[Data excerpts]
▼

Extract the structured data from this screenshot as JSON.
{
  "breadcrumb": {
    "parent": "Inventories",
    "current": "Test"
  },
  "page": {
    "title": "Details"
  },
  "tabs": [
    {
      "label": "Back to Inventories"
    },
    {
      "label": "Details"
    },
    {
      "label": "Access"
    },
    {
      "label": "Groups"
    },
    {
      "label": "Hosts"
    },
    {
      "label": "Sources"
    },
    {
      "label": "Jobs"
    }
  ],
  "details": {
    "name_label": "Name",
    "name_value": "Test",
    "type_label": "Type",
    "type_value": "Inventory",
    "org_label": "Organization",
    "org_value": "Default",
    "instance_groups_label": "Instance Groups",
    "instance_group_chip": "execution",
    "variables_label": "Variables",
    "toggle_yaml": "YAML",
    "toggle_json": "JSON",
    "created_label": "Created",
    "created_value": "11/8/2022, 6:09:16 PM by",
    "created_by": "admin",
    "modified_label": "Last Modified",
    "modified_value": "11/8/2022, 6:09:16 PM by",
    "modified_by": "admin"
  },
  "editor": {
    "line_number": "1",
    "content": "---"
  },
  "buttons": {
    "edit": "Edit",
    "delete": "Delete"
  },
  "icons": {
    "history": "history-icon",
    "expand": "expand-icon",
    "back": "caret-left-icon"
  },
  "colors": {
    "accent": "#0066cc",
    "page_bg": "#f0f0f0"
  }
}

▲
▼

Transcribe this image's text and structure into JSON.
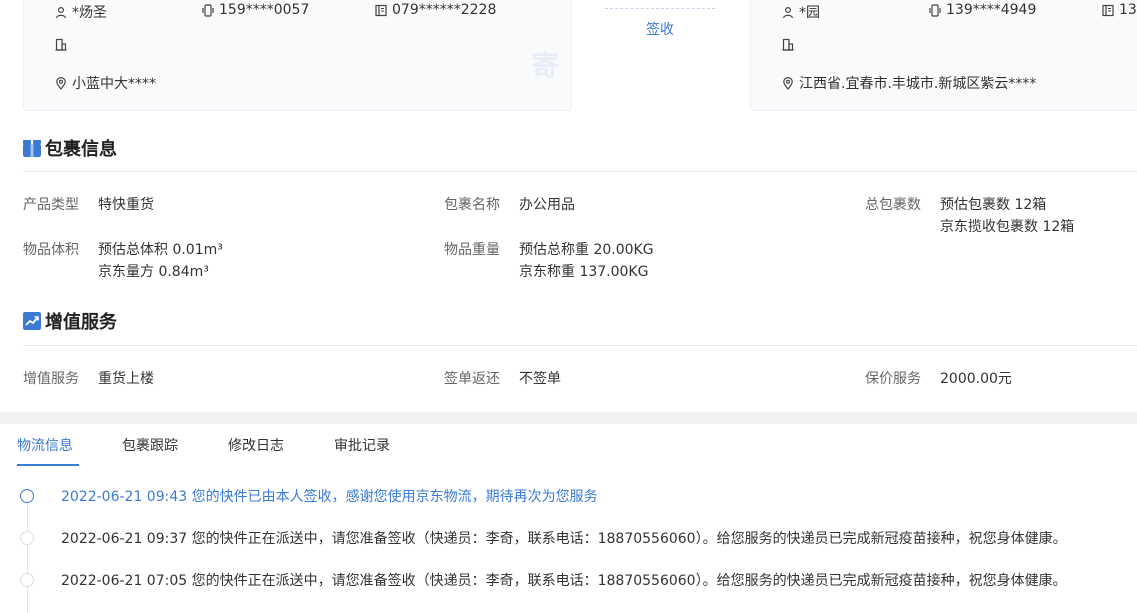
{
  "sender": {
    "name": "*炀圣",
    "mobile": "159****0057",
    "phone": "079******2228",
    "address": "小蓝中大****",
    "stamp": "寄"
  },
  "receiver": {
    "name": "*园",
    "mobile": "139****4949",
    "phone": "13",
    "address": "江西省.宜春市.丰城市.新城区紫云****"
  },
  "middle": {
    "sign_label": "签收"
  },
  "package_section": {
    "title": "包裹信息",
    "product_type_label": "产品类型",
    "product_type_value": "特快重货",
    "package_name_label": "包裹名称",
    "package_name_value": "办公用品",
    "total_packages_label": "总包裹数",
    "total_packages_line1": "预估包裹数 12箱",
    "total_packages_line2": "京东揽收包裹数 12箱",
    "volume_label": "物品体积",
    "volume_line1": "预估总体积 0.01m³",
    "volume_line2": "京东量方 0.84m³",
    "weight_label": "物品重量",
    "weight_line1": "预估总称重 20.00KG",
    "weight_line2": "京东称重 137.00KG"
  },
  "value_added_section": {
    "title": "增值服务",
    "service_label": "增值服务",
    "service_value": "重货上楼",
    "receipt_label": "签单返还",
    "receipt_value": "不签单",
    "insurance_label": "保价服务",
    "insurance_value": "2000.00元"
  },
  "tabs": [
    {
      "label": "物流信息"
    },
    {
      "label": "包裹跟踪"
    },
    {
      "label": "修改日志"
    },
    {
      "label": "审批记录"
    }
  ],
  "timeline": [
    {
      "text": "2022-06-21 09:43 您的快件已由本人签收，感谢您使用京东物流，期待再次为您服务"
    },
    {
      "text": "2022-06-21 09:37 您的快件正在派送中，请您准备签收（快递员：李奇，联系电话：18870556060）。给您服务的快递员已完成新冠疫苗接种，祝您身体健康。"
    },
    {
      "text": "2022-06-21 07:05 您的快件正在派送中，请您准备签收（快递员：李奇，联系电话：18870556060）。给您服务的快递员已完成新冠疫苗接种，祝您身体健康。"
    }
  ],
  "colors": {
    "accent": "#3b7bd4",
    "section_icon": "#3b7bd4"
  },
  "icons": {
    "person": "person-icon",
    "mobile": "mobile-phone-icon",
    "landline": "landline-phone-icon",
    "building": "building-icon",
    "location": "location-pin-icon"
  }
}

▲

#### Short task
Within the listing above, copy each line that has the string "Groups".

#### Complete output
      "label": "Groups"
    "instance_groups_label": "Instance Groups",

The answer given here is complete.